### Provided material:
------------------------------------------------------------------------

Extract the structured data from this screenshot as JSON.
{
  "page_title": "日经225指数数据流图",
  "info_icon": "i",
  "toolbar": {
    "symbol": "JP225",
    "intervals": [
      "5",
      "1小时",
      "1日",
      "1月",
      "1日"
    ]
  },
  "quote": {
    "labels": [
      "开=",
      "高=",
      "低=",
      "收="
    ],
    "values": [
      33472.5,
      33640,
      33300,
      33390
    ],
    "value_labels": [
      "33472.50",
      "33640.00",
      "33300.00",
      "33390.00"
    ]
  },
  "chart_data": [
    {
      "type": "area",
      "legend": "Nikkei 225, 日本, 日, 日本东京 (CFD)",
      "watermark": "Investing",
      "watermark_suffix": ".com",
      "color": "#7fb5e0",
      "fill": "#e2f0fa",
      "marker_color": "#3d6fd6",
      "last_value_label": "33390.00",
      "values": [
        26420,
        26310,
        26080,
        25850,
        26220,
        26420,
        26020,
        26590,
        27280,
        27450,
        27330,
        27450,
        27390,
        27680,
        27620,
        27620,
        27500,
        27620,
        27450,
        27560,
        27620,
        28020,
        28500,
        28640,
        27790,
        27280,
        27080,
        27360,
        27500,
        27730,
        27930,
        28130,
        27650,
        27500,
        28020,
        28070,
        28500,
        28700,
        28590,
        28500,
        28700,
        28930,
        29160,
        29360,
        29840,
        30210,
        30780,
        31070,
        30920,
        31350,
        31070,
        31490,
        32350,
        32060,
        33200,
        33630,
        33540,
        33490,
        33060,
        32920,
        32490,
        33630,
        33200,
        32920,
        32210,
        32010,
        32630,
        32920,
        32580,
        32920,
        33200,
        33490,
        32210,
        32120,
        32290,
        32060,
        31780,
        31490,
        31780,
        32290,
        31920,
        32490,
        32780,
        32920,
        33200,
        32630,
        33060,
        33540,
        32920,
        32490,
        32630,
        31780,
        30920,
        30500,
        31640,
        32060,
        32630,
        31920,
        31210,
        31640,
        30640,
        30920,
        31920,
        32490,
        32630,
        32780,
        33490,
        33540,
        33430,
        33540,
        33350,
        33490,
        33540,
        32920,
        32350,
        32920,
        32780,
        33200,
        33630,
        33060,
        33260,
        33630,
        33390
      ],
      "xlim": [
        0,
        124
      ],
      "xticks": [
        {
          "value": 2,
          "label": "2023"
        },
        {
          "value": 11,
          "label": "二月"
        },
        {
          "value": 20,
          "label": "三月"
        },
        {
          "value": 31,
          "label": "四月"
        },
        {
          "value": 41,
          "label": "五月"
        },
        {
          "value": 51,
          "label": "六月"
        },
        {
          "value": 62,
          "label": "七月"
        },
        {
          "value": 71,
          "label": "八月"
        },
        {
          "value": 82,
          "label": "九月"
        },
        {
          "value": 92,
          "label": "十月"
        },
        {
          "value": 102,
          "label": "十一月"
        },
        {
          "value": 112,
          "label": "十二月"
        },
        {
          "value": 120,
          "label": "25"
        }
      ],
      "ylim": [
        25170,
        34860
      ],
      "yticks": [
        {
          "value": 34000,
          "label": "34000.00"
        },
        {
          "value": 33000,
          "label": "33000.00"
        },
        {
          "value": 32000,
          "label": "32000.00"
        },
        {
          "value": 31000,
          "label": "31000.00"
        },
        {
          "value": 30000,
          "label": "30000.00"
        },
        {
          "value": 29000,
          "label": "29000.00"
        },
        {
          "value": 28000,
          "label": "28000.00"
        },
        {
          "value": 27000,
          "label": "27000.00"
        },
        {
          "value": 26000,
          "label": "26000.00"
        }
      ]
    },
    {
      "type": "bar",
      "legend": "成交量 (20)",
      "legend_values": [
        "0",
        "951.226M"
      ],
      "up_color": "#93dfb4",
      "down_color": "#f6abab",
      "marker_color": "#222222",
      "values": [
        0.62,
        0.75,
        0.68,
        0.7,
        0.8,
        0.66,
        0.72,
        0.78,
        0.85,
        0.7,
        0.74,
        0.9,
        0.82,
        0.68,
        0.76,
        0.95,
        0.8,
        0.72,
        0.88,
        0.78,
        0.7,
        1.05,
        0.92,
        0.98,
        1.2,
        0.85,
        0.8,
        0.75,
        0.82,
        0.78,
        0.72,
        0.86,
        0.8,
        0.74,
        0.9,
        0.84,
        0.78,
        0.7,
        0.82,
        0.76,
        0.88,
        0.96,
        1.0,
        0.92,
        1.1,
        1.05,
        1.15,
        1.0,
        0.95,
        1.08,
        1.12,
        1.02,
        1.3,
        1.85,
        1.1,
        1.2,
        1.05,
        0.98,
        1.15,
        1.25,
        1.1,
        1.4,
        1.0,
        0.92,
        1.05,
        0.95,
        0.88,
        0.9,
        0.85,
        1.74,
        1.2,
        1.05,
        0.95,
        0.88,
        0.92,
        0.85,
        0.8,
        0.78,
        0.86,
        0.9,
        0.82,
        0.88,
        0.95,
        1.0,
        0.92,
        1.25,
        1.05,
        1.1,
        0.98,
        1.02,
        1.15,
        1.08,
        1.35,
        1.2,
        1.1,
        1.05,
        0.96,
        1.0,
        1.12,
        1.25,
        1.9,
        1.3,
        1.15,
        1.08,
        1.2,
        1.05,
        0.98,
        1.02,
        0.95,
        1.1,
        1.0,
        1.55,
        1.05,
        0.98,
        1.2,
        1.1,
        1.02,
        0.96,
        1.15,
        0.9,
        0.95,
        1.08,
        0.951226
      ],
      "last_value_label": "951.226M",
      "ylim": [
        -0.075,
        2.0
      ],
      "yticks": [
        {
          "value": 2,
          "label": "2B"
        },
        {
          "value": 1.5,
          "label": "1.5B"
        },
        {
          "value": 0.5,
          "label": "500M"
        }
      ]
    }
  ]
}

------------------------------------------------------------------------

### Work required:
Output all of the data again. Match it exactly.

### Right answer:
Extract the structured data from this screenshot as JSON.
{
  "page_title": "日经225指数数据流图",
  "info_icon": "i",
  "toolbar": {
    "symbol": "JP225",
    "intervals": [
      "5",
      "1小时",
      "1日",
      "1月",
      "1日"
    ]
  },
  "quote": {
    "labels": [
      "开=",
      "高=",
      "低=",
      "收="
    ],
    "values": [
      33472.5,
      33640,
      33300,
      33390
    ],
    "value_labels": [
      "33472.50",
      "33640.00",
      "33300.00",
      "33390.00"
    ]
  },
  "chart_data": [
    {
      "type": "area",
      "legend": "Nikkei 225, 日本, 日, 日本东京 (CFD)",
      "watermark": "Investing",
      "watermark_suffix": ".com",
      "color": "#7fb5e0",
      "fill": "#e2f0fa",
      "marker_color": "#3d6fd6",
      "last_value_label": "33390.00",
      "values": [
        26420,
        26310,
        26080,
        25850,
        26220,
        26420,
        26020,
        26590,
        27280,
        27450,
        27330,
        27450,
        27390,
        27680,
        27620,
        27620,
        27500,
        27620,
        27450,
        27560,
        27620,
        28020,
        28500,
        28640,
        27790,
        27280,
        27080,
        27360,
        27500,
        27730,
        27930,
        28130,
        27650,
        27500,
        28020,
        28070,
        28500,
        28700,
        28590,
        28500,
        28700,
        28930,
        29160,
        29360,
        29840,
        30210,
        30780,
        31070,
        30920,
        31350,
        31070,
        31490,
        32350,
        32060,
        33200,
        33630,
        33540,
        33490,
        33060,
        32920,
        32490,
        33630,
        33200,
        32920,
        32210,
        32010,
        32630,
        32920,
        32580,
        32920,
        33200,
        33490,
        32210,
        32120,
        32290,
        32060,
        31780,
        31490,
        31780,
        32290,
        31920,
        32490,
        32780,
        32920,
        33200,
        32630,
        33060,
        33540,
        32920,
        32490,
        32630,
        31780,
        30920,
        30500,
        31640,
        32060,
        32630,
        31920,
        31210,
        31640,
        30640,
        30920,
        31920,
        32490,
        32630,
        32780,
        33490,
        33540,
        33430,
        33540,
        33350,
        33490,
        33540,
        32920,
        32350,
        32920,
        32780,
        33200,
        33630,
        33060,
        33260,
        33630,
        33390
      ],
      "xlim": [
        0,
        124
      ],
      "xticks": [
        {
          "value": 2,
          "label": "2023"
        },
        {
          "value": 11,
          "label": "二月"
        },
        {
          "value": 20,
          "label": "三月"
        },
        {
          "value": 31,
          "label": "四月"
        },
        {
          "value": 41,
          "label": "五月"
        },
        {
          "value": 51,
          "label": "六月"
        },
        {
          "value": 62,
          "label": "七月"
        },
        {
          "value": 71,
          "label": "八月"
        },
        {
          "value": 82,
          "label": "九月"
        },
        {
          "value": 92,
          "label": "十月"
        },
        {
          "value": 102,
          "label": "十一月"
        },
        {
          "value": 112,
          "label": "十二月"
        },
        {
          "value": 120,
          "label": "25"
        }
      ],
      "ylim": [
        25170,
        34860
      ],
      "yticks": [
        {
          "value": 34000,
          "label": "34000.00"
        },
        {
          "value": 33000,
          "label": "33000.00"
        },
        {
          "value": 32000,
          "label": "32000.00"
        },
        {
          "value": 31000,
          "label": "31000.00"
        },
        {
          "value": 30000,
          "label": "30000.00"
        },
        {
          "value": 29000,
          "label": "29000.00"
        },
        {
          "value": 28000,
          "label": "28000.00"
        },
        {
          "value": 27000,
          "label": "27000.00"
        },
        {
          "value": 26000,
          "label": "26000.00"
        }
      ]
    },
    {
      "type": "bar",
      "legend": "成交量 (20)",
      "legend_values": [
        "0",
        "951.226M"
      ],
      "up_color": "#93dfb4",
      "down_color": "#f6abab",
      "marker_color": "#222222",
      "values": [
        0.62,
        0.75,
        0.68,
        0.7,
        0.8,
        0.66,
        0.72,
        0.78,
        0.85,
        0.7,
        0.74,
        0.9,
        0.82,
        0.68,
        0.76,
        0.95,
        0.8,
        0.72,
        0.88,
        0.78,
        0.7,
        1.05,
        0.92,
        0.98,
        1.2,
        0.85,
        0.8,
        0.75,
        0.82,
        0.78,
        0.72,
        0.86,
        0.8,
        0.74,
        0.9,
        0.84,
        0.78,
        0.7,
        0.82,
        0.76,
        0.88,
        0.96,
        1.0,
        0.92,
        1.1,
        1.05,
        1.15,
        1.0,
        0.95,
        1.08,
        1.12,
        1.02,
        1.3,
        1.85,
        1.1,
        1.2,
        1.05,
        0.98,
        1.15,
        1.25,
        1.1,
        1.4,
        1.0,
        0.92,
        1.05,
        0.95,
        0.88,
        0.9,
        0.85,
        1.74,
        1.2,
        1.05,
        0.95,
        0.88,
        0.92,
        0.85,
        0.8,
        0.78,
        0.86,
        0.9,
        0.82,
        0.88,
        0.95,
        1.0,
        0.92,
        1.25,
        1.05,
        1.1,
        0.98,
        1.02,
        1.15,
        1.08,
        1.35,
        1.2,
        1.1,
        1.05,
        0.96,
        1.0,
        1.12,
        1.25,
        1.9,
        1.3,
        1.15,
        1.08,
        1.2,
        1.05,
        0.98,
        1.02,
        0.95,
        1.1,
        1.0,
        1.55,
        1.05,
        0.98,
        1.2,
        1.1,
        1.02,
        0.96,
        1.15,
        0.9,
        0.95,
        1.08,
        0.951226
      ],
      "last_value_label": "951.226M",
      "ylim": [
        -0.075,
        2.0
      ],
      "yticks": [
        {
          "value": 2,
          "label": "2B"
        },
        {
          "value": 1.5,
          "label": "1.5B"
        },
        {
          "value": 0.5,
          "label": "500M"
        }
      ]
    }
  ]
}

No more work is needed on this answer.